Instruction :: Scan the records for the word "товаров". Copy each line that includes it.

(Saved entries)
•••

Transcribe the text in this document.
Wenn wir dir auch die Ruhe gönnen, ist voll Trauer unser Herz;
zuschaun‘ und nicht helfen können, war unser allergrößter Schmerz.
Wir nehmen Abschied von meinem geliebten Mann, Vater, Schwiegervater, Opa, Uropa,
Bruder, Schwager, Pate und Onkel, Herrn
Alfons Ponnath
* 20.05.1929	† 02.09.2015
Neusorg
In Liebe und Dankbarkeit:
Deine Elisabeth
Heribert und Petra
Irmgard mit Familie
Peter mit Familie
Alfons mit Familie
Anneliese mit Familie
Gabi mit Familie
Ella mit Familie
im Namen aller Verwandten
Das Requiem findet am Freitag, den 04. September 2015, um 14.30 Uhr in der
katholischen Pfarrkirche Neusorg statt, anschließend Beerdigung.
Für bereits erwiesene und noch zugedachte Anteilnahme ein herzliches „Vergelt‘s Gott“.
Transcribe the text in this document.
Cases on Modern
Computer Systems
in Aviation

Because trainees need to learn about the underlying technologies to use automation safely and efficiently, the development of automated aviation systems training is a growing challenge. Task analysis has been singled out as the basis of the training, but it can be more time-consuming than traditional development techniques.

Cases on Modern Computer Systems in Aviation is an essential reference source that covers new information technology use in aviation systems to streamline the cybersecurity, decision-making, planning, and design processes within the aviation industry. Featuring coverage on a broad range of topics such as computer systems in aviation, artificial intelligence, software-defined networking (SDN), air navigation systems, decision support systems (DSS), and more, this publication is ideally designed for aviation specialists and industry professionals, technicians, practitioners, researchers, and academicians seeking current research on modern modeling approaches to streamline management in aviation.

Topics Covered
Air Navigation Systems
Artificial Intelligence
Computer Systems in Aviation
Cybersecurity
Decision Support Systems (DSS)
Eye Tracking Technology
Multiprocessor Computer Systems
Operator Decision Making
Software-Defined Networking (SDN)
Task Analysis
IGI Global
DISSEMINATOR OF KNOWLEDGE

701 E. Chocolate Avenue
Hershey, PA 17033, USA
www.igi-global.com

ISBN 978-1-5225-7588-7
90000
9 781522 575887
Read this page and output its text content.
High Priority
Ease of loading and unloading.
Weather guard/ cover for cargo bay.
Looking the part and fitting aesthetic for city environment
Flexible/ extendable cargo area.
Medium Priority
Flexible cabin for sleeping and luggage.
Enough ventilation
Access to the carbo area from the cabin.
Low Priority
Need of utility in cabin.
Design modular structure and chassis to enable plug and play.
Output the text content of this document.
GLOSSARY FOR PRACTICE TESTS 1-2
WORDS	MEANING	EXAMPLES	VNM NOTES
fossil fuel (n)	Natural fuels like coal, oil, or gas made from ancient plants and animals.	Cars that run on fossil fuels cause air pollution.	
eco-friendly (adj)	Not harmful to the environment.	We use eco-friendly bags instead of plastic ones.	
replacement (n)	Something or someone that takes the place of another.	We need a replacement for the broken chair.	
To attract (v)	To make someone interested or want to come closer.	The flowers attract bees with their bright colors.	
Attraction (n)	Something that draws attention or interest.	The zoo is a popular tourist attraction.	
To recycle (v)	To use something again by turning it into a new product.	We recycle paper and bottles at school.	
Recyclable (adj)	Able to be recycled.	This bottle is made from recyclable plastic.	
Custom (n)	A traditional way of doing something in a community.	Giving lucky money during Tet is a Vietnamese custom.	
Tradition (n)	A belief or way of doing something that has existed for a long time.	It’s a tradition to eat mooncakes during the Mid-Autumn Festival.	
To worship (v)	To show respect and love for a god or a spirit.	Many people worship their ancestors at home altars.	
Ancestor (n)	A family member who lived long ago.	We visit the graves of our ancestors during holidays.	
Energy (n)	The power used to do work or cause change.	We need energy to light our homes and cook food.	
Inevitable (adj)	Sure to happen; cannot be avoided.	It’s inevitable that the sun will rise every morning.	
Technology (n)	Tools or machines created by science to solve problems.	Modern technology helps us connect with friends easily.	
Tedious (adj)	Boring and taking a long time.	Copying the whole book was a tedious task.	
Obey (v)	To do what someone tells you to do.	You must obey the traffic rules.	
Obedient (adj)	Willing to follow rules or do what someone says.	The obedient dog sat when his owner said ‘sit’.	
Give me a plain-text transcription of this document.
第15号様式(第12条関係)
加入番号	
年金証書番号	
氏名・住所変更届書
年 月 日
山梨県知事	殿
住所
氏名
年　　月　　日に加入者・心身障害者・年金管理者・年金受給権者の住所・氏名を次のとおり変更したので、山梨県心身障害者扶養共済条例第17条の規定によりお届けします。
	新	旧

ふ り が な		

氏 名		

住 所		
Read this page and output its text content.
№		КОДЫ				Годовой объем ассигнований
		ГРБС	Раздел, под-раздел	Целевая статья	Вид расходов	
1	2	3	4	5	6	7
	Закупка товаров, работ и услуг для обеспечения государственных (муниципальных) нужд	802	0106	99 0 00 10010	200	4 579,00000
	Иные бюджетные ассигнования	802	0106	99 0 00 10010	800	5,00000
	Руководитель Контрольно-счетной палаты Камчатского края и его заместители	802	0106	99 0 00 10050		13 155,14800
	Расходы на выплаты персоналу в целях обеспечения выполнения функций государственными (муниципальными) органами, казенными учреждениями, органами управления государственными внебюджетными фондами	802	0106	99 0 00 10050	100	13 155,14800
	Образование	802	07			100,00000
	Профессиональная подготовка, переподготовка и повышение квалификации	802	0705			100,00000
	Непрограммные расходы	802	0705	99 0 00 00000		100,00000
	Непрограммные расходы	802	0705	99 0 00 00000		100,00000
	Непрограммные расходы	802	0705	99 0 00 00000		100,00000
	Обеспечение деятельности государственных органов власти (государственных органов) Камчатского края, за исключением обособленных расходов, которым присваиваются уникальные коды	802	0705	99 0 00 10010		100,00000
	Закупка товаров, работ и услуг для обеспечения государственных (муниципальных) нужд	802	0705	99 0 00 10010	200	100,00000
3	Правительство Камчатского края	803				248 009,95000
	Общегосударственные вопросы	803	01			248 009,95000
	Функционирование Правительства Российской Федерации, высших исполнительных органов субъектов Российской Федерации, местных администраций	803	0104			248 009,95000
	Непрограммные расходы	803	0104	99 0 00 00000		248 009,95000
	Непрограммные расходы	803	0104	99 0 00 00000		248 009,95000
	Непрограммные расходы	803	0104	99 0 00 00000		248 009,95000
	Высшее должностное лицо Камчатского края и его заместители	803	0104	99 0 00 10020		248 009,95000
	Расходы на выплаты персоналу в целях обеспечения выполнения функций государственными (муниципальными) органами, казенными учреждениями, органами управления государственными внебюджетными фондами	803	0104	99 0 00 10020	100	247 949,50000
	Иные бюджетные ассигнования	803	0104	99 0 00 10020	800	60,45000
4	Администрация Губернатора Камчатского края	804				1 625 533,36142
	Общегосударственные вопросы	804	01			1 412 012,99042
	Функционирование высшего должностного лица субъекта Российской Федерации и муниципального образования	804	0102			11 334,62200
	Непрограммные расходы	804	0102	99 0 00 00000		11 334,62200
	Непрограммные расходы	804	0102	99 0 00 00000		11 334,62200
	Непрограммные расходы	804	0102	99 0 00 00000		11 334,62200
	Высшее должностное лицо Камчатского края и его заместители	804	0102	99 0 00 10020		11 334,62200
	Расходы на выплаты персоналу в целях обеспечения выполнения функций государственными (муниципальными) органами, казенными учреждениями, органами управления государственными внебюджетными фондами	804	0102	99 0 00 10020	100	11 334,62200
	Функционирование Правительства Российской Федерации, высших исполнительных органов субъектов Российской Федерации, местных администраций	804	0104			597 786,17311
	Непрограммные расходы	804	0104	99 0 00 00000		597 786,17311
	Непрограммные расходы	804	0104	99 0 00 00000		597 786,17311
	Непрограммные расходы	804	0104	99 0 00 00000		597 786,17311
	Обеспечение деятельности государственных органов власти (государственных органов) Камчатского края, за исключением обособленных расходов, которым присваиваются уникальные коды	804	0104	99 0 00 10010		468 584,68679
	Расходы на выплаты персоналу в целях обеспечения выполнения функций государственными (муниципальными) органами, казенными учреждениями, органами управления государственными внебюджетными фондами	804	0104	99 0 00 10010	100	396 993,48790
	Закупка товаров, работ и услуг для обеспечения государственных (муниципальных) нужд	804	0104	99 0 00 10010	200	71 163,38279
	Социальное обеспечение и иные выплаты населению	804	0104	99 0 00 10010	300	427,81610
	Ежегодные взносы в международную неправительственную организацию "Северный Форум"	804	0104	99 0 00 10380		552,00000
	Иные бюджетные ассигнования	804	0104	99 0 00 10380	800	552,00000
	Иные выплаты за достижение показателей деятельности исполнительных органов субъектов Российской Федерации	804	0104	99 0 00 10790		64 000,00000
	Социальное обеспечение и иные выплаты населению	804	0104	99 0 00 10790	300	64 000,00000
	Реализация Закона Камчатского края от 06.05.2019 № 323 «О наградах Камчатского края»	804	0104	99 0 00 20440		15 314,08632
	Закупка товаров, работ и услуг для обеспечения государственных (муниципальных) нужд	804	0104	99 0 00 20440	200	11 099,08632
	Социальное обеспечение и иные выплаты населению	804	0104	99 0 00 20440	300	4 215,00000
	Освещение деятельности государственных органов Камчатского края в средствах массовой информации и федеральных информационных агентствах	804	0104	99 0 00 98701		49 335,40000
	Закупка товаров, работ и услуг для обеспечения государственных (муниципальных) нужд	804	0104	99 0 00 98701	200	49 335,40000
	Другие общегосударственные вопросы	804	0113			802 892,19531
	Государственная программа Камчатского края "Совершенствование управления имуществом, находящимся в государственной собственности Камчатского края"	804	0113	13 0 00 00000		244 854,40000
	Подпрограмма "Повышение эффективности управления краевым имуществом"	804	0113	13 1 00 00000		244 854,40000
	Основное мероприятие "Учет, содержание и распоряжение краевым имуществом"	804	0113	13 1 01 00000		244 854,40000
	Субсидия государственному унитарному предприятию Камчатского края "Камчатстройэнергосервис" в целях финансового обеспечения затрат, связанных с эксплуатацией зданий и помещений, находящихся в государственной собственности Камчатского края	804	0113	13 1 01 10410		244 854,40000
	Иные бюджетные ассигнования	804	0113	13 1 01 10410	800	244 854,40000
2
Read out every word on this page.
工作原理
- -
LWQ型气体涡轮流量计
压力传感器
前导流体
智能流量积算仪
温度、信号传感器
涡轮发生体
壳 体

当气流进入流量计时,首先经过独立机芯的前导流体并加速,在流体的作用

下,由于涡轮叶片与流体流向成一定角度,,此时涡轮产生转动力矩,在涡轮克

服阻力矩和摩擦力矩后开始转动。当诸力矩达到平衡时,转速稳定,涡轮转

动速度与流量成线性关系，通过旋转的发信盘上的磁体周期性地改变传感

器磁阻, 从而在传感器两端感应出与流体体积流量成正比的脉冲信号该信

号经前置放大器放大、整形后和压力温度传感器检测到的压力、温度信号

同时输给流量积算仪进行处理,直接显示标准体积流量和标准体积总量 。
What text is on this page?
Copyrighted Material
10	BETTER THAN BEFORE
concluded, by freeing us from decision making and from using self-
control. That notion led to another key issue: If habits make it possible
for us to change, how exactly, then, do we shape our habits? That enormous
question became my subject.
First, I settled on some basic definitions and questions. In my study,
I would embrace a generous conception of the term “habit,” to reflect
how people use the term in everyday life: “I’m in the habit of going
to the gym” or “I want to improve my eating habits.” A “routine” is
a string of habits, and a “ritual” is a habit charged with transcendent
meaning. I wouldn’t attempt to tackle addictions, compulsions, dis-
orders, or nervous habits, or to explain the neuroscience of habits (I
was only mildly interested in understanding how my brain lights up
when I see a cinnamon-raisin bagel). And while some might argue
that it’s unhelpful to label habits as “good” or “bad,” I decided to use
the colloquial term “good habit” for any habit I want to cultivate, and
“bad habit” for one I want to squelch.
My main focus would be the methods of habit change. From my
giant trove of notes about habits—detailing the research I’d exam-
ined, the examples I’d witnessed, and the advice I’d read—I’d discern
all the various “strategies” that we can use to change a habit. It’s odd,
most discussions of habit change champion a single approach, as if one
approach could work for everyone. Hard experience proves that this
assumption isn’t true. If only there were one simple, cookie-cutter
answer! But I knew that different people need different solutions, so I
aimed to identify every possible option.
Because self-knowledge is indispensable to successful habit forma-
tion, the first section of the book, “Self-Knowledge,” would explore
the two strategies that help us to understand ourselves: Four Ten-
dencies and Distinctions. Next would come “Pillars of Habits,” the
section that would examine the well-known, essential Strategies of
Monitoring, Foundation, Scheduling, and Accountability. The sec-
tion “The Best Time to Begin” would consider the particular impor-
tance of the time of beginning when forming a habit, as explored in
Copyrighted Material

•••

Output of the exercise ::
	Закупка товаров, работ и услуг для обеспечения государственных (муниципальных) нужд	802	0106	99 0 00 10010	200	4 579,00000
	Закупка товаров, работ и услуг для обеспечения государственных (муниципальных) нужд	802	0705	99 0 00 10010	200	100,00000
	Закупка товаров, работ и услуг для обеспечения государственных (муниципальных) нужд	804	0104	99 0 00 10010	200	71 163,38279
	Закупка товаров, работ и услуг для обеспечения государственных (муниципальных) нужд	804	0104	99 0 00 20440	200	11 099,08632
	Закупка товаров, работ и услуг для обеспечения государственных (муниципальных) нужд	804	0104	99 0 00 98701	200	49 335,40000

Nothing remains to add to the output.